======== SUPPLIED RECORDS

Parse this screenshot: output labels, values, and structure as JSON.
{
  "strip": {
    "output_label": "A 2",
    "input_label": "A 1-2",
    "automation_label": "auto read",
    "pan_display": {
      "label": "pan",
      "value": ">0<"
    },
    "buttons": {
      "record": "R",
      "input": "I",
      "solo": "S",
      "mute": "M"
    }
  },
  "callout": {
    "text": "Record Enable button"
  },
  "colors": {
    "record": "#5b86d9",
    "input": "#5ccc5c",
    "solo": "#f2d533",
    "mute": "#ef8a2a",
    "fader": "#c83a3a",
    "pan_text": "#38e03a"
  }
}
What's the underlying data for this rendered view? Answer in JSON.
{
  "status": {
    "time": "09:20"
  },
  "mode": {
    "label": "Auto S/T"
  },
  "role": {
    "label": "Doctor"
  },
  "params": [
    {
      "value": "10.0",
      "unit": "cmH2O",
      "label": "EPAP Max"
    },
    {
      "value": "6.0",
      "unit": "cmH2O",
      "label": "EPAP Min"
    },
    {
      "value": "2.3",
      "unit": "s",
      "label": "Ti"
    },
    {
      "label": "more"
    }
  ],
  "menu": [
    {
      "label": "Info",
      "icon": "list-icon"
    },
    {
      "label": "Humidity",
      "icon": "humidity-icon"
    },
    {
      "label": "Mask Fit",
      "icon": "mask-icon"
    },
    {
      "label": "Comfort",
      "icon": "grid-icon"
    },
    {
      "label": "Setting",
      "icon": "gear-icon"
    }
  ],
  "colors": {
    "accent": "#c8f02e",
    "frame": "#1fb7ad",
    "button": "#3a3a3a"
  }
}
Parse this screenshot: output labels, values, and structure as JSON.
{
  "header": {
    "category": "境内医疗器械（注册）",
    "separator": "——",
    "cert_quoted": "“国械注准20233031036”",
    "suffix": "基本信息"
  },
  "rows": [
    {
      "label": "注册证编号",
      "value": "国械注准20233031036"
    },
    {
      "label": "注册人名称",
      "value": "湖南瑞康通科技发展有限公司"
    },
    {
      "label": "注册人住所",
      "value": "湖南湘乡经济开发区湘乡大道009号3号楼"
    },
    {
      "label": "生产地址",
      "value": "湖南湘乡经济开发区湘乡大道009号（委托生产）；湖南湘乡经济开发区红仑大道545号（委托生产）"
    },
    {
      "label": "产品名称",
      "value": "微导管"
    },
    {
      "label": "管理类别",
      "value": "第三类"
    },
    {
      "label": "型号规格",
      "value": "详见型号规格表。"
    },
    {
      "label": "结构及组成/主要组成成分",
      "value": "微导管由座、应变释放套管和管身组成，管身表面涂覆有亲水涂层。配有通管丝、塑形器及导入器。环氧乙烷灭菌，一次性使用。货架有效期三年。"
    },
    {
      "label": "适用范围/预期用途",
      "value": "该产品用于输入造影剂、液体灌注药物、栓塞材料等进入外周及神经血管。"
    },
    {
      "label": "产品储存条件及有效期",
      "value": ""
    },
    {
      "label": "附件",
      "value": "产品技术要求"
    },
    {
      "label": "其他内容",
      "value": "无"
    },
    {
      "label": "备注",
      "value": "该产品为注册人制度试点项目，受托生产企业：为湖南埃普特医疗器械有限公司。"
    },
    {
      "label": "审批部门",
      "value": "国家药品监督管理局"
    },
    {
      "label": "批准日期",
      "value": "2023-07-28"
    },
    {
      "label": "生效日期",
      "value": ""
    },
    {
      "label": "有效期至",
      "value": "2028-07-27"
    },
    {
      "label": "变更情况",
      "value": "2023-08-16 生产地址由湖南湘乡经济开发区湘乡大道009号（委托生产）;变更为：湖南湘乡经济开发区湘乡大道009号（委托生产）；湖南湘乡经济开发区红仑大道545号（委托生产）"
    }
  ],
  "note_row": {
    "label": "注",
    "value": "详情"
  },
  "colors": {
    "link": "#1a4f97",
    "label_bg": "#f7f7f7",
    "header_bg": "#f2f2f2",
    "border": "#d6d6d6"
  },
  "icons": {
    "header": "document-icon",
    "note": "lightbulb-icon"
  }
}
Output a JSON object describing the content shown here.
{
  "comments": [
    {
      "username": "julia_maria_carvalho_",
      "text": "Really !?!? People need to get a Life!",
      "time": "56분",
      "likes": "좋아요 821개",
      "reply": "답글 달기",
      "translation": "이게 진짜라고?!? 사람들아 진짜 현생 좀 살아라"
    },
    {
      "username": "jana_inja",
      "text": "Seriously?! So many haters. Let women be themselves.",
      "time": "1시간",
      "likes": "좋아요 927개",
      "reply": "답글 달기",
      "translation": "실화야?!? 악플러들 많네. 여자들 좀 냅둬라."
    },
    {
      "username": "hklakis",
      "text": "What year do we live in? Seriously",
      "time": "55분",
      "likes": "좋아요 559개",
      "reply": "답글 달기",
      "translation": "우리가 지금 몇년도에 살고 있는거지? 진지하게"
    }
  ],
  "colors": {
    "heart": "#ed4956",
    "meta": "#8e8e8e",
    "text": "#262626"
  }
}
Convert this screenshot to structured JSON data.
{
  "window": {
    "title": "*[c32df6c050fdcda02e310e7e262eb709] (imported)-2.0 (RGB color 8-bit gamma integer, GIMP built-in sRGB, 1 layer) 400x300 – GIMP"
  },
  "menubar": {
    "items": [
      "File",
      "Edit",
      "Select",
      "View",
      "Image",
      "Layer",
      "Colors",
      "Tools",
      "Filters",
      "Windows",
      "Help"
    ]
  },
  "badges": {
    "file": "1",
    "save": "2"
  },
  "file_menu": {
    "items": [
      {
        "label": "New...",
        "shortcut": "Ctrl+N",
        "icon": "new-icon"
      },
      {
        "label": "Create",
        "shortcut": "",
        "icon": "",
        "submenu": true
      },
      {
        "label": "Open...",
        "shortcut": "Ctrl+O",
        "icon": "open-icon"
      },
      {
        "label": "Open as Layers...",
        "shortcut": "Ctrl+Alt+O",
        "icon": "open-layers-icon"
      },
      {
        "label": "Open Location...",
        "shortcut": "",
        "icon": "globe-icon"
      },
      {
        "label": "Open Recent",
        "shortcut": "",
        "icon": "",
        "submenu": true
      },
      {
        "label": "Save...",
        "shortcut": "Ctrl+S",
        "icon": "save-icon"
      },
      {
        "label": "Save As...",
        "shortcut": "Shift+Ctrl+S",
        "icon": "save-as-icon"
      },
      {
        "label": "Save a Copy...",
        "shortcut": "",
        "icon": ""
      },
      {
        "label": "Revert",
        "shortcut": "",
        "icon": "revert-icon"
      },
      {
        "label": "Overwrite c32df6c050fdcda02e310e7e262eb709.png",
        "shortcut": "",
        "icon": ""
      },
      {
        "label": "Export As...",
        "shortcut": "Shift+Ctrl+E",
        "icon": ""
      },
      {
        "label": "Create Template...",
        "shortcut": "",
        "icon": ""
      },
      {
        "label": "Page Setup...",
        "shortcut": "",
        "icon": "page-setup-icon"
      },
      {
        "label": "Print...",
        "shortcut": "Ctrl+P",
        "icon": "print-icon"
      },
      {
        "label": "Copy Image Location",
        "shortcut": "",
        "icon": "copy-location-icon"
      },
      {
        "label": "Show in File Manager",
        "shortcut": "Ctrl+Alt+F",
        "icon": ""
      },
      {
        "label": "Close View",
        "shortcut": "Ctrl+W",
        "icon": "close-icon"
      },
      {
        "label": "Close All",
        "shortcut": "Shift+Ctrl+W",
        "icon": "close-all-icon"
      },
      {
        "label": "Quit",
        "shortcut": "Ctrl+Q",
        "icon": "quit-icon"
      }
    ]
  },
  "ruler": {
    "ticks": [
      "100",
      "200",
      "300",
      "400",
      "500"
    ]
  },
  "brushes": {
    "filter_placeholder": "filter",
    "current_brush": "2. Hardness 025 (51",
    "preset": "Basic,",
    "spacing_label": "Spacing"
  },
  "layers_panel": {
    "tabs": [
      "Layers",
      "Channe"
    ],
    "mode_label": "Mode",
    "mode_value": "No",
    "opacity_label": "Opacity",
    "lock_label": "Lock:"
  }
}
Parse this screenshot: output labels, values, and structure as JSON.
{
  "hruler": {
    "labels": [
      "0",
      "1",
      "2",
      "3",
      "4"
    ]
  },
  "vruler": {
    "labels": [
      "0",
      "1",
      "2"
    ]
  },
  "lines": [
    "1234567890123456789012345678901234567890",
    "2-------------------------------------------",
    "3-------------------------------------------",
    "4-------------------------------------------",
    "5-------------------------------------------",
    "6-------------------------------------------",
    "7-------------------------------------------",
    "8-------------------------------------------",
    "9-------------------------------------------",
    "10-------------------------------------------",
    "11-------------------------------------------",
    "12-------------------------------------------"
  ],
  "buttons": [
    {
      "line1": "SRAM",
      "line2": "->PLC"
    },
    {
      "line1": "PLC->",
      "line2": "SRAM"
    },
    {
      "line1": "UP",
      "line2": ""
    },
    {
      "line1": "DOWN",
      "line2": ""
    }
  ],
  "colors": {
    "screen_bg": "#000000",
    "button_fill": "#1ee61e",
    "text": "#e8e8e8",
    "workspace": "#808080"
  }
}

================

__WHAT NEEDS TO BE DONE__
Gather up every line from the listing above in which the word "likes" occurs.

__CORRECT ANSWER__
      "likes": "좋아요 821개",
      "likes": "좋아요 927개",
      "likes": "좋아요 559개",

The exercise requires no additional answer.